Start of DATASET EXTRACT

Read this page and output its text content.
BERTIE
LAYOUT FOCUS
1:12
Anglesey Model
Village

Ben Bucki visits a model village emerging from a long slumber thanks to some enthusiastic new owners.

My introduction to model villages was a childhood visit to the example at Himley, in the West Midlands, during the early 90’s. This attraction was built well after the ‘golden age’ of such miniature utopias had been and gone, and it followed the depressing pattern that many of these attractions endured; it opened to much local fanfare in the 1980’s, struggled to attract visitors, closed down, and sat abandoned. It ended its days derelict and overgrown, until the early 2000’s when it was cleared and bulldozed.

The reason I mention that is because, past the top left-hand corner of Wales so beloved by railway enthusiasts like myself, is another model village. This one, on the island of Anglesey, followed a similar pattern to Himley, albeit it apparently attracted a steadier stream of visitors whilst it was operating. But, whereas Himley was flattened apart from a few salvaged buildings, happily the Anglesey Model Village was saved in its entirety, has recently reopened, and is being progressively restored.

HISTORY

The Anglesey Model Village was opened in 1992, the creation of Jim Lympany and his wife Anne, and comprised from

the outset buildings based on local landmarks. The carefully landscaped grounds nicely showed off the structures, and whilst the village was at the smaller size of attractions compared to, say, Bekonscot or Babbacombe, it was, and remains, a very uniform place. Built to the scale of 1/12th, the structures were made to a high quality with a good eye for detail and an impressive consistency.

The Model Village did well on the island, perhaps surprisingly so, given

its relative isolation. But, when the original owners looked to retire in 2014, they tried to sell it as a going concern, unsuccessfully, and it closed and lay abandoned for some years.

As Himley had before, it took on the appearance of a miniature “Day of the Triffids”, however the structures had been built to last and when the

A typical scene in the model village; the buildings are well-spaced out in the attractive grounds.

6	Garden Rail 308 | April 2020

End of DATASET EXTRACT

**STATED GOAL:** Repeat all of the records above exactly as they appear.

**TASK RESPONSE:**
Read this page and output its text content.
BERTIE
LAYOUT FOCUS
1:12
Anglesey Model
Village

Ben Bucki visits a model village emerging from a long slumber thanks to some enthusiastic new owners.

My introduction to model villages was a childhood visit to the example at Himley, in the West Midlands, during the early 90’s. This attraction was built well after the ‘golden age’ of such miniature utopias had been and gone, and it followed the depressing pattern that many of these attractions endured; it opened to much local fanfare in the 1980’s, struggled to attract visitors, closed down, and sat abandoned. It ended its days derelict and overgrown, until the early 2000’s when it was cleared and bulldozed.

The reason I mention that is because, past the top left-hand corner of Wales so beloved by railway enthusiasts like myself, is another model village. This one, on the island of Anglesey, followed a similar pattern to Himley, albeit it apparently attracted a steadier stream of visitors whilst it was operating. But, whereas Himley was flattened apart from a few salvaged buildings, happily the Anglesey Model Village was saved in its entirety, has recently reopened, and is being progressively restored.

HISTORY

The Anglesey Model Village was opened in 1992, the creation of Jim Lympany and his wife Anne, and comprised from

the outset buildings based on local landmarks. The carefully landscaped grounds nicely showed off the structures, and whilst the village was at the smaller size of attractions compared to, say, Bekonscot or Babbacombe, it was, and remains, a very uniform place. Built to the scale of 1/12th, the structures were made to a high quality with a good eye for detail and an impressive consistency.

The Model Village did well on the island, perhaps surprisingly so, given

its relative isolation. But, when the original owners looked to retire in 2014, they tried to sell it as a going concern, unsuccessfully, and it closed and lay abandoned for some years.

As Himley had before, it took on the appearance of a miniature “Day of the Triffids”, however the structures had been built to last and when the

A typical scene in the model village; the buildings are well-spaced out in the attractive grounds.

6	Garden Rail 308 | April 2020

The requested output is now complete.